*** Begin section ***
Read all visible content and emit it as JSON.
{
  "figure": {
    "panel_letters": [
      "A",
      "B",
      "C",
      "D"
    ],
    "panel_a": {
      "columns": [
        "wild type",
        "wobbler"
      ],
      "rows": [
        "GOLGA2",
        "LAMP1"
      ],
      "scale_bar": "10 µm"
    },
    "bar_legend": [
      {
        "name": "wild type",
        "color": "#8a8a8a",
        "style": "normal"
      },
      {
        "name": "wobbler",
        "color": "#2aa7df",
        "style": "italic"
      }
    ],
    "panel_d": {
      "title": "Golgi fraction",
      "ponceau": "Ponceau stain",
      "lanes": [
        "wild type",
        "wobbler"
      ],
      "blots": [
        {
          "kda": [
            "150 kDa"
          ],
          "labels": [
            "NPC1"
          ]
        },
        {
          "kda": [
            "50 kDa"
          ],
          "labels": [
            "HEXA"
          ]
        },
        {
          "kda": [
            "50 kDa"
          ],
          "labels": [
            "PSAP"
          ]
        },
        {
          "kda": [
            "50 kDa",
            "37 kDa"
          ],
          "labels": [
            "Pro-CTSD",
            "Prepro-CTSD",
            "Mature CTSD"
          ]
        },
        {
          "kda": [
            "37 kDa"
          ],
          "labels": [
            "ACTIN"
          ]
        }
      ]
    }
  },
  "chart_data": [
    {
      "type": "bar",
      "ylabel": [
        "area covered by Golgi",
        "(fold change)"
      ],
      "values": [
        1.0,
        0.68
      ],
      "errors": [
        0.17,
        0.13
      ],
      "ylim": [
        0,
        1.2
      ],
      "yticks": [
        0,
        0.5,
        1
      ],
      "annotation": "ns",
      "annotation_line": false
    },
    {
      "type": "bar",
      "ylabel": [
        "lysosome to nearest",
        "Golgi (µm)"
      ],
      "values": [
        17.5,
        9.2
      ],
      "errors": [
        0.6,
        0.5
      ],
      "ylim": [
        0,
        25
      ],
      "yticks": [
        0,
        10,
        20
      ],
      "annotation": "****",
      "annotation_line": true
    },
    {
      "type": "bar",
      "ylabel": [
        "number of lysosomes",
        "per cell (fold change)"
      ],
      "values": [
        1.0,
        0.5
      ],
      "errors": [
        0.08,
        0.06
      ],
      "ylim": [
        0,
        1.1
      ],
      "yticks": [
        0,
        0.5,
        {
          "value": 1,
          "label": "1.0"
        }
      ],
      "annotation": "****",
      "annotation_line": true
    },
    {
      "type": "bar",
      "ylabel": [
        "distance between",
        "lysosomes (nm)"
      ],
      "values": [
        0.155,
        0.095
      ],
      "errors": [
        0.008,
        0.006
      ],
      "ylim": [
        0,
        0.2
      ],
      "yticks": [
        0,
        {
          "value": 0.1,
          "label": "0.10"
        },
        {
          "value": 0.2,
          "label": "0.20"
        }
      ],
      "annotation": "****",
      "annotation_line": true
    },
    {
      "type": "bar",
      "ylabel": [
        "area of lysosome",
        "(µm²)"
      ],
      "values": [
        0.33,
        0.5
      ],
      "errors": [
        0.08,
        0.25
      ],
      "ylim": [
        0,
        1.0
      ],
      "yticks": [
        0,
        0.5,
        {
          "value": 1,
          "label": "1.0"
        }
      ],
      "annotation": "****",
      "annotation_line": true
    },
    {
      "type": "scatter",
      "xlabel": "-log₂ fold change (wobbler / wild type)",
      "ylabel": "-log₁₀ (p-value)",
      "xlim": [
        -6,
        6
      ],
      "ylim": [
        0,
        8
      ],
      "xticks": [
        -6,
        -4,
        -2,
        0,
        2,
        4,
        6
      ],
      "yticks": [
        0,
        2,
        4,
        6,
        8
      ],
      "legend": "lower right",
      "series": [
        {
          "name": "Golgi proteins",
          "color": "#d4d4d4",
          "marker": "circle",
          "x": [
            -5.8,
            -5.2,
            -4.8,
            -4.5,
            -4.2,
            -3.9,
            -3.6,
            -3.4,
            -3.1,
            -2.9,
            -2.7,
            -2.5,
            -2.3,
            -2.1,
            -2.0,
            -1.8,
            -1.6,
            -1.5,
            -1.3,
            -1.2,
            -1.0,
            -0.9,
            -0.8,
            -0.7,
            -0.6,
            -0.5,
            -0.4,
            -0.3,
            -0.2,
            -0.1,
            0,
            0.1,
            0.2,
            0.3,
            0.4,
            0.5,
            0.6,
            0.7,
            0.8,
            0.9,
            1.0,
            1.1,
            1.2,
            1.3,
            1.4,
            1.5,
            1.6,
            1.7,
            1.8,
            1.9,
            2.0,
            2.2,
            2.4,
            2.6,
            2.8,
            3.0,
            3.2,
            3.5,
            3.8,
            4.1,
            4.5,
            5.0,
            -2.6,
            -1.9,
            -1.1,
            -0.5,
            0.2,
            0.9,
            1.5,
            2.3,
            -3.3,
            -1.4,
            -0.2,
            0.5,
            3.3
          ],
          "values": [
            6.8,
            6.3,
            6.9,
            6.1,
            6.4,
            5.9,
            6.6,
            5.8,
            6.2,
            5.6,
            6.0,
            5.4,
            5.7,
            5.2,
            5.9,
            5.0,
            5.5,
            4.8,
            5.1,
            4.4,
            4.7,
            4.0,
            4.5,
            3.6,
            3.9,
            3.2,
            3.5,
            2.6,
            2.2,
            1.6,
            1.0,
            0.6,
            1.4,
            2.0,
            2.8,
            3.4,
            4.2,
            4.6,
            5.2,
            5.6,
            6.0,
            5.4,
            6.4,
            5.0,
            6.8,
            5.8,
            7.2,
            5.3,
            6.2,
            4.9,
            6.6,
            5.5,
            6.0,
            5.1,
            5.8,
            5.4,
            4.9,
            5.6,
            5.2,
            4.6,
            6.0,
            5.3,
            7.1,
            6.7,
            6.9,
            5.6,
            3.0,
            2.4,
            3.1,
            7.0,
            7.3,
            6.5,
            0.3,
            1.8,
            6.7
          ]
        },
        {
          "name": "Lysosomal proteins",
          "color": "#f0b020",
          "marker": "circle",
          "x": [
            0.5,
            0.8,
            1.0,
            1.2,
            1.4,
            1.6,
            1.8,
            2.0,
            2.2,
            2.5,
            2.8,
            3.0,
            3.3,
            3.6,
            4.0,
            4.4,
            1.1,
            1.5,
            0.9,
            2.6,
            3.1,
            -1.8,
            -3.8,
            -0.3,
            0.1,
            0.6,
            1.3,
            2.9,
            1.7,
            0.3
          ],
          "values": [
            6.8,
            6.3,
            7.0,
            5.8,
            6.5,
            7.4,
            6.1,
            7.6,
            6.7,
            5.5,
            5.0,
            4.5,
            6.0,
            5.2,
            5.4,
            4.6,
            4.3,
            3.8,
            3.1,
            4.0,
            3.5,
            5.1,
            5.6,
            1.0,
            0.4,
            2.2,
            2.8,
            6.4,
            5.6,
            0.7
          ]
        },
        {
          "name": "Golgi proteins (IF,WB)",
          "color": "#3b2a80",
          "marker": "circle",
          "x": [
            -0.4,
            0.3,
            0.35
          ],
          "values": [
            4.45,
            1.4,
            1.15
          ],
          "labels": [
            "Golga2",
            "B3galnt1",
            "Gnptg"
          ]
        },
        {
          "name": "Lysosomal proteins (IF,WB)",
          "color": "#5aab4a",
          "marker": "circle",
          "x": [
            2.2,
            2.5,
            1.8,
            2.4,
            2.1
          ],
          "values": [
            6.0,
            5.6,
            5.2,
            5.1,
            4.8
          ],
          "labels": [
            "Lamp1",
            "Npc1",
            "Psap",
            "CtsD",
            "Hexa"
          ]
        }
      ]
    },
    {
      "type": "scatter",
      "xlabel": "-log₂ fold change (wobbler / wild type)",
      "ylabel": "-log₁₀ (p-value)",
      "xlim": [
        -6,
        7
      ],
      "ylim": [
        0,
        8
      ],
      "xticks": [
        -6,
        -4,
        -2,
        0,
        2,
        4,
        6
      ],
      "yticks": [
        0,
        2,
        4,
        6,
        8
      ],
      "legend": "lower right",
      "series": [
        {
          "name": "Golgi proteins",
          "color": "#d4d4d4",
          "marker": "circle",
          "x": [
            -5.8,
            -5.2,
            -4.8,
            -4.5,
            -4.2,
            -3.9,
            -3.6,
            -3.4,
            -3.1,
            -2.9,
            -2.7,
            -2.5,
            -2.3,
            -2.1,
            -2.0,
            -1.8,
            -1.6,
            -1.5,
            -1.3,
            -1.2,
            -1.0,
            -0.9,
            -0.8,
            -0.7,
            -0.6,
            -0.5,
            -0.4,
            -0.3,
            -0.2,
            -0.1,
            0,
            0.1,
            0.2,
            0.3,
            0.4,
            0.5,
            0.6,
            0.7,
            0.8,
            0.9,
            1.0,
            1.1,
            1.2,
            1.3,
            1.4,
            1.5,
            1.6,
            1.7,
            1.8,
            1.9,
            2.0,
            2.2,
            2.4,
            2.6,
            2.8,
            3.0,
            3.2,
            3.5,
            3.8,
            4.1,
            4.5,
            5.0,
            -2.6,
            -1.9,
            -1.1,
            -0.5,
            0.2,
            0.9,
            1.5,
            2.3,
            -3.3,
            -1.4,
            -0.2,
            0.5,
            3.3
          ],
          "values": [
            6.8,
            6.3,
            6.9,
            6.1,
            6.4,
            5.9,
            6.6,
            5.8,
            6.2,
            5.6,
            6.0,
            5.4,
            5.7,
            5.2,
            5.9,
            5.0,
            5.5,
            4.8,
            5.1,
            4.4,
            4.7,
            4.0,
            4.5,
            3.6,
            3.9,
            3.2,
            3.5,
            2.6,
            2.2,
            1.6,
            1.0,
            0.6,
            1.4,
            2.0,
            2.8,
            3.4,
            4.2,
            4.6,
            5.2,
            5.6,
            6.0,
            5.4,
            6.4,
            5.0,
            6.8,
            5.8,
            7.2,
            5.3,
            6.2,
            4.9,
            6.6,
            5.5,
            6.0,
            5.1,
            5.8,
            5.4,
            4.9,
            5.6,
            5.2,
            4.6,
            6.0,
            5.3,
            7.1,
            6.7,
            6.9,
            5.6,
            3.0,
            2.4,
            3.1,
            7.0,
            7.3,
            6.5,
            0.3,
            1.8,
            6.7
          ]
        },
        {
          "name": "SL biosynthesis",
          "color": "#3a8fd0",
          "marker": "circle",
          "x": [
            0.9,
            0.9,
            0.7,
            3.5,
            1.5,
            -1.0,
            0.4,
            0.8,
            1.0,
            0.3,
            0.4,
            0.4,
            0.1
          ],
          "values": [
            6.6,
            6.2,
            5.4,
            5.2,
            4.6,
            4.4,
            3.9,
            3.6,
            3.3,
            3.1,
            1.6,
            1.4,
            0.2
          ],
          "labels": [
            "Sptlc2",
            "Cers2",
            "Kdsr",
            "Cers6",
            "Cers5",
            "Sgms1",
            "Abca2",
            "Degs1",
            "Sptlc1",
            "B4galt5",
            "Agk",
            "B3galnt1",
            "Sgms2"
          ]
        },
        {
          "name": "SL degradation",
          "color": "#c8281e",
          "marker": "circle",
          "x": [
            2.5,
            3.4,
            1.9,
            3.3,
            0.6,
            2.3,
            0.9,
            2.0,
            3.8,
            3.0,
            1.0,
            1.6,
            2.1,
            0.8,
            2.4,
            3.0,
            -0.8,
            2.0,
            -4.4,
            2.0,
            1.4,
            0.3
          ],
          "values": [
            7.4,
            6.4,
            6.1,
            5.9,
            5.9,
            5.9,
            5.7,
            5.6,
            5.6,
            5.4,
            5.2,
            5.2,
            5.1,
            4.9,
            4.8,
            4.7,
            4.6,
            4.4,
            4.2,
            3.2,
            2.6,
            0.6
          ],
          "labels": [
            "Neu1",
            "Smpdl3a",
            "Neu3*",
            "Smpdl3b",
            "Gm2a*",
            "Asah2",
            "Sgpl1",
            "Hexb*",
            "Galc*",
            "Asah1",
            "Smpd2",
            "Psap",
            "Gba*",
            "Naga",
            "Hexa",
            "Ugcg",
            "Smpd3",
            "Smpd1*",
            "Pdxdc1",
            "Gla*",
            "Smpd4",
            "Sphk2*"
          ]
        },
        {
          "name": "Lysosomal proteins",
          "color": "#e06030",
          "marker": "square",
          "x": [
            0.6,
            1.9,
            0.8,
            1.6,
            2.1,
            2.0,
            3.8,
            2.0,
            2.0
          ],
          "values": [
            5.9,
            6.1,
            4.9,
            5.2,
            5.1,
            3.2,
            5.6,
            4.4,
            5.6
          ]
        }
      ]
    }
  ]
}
*** End section ***
Set aside each line above that includes the string "fold" and report it.

**EXPECTED ANSWER:**
        "(fold change)"
        "per cell (fold change)"
      "xlabel": "-log₂ fold change (wobbler / wild type)",
      "xlabel": "-log₂ fold change (wobbler / wild type)",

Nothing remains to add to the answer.